START Record excerpts
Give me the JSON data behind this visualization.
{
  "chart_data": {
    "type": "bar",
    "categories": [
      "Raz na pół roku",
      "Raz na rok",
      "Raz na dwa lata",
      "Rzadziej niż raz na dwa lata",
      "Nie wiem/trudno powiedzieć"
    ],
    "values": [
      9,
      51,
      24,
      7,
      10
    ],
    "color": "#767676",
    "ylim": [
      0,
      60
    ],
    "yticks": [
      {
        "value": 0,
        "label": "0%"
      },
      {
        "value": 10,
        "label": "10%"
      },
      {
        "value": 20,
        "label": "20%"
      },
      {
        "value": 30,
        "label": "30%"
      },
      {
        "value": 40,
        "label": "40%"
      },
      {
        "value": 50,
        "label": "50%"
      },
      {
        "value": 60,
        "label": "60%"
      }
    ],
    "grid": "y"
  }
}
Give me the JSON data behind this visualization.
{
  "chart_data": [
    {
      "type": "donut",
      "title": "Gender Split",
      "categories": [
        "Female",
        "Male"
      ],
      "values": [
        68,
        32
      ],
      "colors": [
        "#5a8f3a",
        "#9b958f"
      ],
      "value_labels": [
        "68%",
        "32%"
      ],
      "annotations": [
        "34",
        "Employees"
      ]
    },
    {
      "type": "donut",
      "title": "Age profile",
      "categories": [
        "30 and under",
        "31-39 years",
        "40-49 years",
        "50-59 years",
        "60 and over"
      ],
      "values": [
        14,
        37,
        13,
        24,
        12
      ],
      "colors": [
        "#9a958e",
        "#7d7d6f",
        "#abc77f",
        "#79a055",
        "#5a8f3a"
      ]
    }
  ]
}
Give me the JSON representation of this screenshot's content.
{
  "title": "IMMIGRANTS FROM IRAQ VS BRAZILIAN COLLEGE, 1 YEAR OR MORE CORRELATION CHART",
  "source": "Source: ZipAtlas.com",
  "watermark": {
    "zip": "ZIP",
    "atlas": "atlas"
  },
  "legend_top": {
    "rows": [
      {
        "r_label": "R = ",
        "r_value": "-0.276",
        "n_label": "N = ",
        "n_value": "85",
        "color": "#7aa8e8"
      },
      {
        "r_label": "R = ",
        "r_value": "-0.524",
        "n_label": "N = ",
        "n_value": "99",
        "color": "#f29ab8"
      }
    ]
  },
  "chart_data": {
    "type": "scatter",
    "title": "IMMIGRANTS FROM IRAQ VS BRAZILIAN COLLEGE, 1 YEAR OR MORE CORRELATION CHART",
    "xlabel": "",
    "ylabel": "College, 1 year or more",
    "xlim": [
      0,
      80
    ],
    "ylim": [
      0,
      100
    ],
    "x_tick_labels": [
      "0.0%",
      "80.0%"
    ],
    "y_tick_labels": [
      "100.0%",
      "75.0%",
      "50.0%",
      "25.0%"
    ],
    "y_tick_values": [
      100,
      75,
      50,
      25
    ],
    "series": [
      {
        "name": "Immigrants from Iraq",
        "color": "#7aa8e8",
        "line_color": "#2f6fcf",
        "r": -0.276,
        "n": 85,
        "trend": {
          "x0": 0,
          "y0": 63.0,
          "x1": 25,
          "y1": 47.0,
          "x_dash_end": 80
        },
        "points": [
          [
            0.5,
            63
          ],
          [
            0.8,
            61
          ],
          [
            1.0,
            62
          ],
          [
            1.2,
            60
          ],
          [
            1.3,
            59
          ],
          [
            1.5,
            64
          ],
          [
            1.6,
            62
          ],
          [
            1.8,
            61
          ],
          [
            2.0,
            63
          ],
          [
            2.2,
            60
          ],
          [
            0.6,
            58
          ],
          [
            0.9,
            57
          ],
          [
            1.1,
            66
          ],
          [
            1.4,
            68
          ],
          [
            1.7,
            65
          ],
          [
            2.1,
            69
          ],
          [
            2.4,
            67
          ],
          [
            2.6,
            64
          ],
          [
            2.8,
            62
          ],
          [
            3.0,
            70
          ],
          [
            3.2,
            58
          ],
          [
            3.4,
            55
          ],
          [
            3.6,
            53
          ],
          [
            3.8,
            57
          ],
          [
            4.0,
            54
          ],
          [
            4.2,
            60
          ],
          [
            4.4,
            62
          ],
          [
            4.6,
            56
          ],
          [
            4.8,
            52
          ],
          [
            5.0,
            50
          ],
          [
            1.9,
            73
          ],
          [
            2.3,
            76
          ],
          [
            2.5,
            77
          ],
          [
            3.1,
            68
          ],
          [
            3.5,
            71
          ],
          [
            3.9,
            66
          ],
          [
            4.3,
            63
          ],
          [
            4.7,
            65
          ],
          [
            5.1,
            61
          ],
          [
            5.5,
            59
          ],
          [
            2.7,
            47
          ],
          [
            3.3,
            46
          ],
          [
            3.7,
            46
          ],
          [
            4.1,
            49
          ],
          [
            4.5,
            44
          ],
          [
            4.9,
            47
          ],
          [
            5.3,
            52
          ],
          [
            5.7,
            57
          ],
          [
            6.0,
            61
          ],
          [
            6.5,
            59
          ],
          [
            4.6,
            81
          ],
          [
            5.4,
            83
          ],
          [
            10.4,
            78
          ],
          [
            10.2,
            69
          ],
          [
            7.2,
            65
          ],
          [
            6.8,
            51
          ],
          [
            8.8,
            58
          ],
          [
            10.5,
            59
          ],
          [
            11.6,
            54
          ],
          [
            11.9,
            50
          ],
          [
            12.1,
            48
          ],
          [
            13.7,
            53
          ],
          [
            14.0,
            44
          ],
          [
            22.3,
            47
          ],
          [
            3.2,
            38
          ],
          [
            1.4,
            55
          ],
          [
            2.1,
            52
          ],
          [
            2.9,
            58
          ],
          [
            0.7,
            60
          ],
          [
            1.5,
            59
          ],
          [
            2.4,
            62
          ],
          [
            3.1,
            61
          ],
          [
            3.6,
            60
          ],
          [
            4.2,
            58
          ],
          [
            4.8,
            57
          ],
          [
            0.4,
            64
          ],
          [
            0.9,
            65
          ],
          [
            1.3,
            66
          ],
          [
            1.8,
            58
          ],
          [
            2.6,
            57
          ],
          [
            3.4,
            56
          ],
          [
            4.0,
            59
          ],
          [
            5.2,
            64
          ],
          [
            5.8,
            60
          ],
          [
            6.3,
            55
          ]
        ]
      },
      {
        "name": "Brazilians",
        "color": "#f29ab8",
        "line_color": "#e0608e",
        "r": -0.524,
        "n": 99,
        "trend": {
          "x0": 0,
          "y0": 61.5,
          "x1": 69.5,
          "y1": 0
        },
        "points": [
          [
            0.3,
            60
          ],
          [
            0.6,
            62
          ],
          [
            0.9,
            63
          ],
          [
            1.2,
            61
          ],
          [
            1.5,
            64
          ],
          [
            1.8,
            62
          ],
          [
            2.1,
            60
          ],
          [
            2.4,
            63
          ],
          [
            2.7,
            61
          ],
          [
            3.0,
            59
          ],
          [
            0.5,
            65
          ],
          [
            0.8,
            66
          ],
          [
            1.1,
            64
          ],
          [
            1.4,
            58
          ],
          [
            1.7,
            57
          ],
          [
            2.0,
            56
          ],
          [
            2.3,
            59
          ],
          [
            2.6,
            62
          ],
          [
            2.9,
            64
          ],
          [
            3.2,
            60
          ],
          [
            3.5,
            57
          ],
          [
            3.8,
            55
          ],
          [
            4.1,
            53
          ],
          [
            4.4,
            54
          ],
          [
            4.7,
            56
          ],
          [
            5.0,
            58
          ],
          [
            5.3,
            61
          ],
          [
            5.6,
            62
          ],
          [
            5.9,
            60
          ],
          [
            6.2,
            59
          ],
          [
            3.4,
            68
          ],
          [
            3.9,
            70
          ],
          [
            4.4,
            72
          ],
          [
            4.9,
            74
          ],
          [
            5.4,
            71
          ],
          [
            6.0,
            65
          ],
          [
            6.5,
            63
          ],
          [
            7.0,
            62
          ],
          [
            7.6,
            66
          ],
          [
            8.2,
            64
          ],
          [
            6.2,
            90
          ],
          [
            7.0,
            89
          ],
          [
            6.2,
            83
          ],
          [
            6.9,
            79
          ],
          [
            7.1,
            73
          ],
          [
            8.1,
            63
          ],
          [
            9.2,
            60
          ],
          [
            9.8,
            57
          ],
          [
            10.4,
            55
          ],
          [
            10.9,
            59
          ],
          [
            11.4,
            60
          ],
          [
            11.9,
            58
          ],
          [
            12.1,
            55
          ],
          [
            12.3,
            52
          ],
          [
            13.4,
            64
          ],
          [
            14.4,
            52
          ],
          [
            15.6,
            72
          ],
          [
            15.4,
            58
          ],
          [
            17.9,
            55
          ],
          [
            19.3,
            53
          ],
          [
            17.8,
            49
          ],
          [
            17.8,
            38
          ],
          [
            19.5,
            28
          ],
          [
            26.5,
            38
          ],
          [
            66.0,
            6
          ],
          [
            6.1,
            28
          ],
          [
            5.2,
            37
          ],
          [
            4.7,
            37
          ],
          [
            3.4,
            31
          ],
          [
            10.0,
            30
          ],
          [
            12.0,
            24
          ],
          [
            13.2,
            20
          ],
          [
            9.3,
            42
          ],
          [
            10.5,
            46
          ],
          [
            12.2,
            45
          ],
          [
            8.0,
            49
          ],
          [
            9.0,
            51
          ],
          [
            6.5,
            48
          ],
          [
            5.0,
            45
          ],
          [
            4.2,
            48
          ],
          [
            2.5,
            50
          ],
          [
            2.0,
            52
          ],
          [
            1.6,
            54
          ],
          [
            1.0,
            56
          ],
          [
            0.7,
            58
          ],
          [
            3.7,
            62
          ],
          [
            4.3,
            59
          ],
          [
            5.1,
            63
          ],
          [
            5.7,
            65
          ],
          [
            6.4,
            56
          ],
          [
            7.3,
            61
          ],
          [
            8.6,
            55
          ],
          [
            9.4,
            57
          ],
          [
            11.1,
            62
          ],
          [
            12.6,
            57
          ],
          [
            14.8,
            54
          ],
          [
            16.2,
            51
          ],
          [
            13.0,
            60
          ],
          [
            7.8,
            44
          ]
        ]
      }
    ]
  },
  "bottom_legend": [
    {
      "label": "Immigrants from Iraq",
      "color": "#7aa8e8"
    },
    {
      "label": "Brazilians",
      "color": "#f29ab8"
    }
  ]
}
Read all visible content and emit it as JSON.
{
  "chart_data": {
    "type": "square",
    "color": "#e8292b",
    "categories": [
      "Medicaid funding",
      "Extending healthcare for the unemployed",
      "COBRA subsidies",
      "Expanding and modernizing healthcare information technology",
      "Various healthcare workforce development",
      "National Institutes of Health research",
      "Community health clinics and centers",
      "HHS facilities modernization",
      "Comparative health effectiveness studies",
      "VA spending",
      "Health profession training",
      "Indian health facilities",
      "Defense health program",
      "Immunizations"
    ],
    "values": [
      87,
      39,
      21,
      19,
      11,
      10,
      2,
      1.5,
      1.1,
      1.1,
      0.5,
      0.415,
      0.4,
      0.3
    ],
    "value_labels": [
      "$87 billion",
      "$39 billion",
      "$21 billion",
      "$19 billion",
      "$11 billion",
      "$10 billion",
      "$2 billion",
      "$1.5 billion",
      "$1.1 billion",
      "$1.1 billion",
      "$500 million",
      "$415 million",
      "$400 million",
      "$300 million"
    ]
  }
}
END Record excerpts
Problem description: Using the listing above, gather each line that holds the string "name" and copy it.

Task answer:
        "name": "Immigrants from Iraq",
        "name": "Brazilians",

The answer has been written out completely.